Stored records:
..........
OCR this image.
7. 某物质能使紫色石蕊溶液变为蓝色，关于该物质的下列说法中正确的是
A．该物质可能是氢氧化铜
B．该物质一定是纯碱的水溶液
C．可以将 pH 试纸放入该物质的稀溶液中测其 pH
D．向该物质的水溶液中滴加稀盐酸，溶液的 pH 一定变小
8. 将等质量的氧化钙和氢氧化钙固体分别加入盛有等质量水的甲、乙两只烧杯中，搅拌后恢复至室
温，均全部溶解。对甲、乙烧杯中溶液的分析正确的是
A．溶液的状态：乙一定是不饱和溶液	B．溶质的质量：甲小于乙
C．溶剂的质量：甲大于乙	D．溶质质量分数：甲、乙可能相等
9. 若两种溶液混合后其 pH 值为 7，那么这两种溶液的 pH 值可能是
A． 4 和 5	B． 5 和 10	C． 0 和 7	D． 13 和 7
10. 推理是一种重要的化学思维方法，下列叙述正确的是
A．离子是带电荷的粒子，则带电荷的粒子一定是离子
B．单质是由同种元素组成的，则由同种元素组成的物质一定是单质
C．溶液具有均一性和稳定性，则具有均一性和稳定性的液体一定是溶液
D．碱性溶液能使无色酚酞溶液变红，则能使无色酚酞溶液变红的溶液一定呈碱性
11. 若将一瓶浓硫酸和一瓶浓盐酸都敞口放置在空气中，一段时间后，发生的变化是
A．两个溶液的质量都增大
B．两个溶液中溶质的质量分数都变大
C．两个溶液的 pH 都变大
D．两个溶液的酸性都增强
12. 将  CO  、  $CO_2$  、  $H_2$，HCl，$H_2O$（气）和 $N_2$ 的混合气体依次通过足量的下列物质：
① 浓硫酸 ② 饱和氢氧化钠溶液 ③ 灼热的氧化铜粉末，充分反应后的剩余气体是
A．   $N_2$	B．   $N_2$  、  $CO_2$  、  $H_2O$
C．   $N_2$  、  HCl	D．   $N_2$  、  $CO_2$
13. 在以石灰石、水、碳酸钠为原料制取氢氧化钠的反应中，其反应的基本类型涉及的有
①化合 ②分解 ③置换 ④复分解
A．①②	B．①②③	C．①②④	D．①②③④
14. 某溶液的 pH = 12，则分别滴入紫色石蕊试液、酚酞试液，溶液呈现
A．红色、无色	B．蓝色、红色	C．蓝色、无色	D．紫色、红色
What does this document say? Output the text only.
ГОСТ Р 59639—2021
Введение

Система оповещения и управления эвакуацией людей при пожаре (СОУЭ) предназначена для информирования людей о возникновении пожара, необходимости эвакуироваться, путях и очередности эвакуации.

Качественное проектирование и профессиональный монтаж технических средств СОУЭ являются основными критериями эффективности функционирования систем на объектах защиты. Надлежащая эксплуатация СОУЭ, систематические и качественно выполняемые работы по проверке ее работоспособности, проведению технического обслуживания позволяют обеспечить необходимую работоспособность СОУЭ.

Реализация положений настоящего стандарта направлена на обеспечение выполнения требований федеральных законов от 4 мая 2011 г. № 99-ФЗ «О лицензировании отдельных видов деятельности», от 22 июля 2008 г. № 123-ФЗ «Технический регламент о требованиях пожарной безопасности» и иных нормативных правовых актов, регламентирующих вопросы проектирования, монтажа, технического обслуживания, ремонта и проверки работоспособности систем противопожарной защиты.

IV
..........
TASK BRIEF:
Tell how many lines include "this". The number is the whole answer.

COMPLETE RESPONSE:
2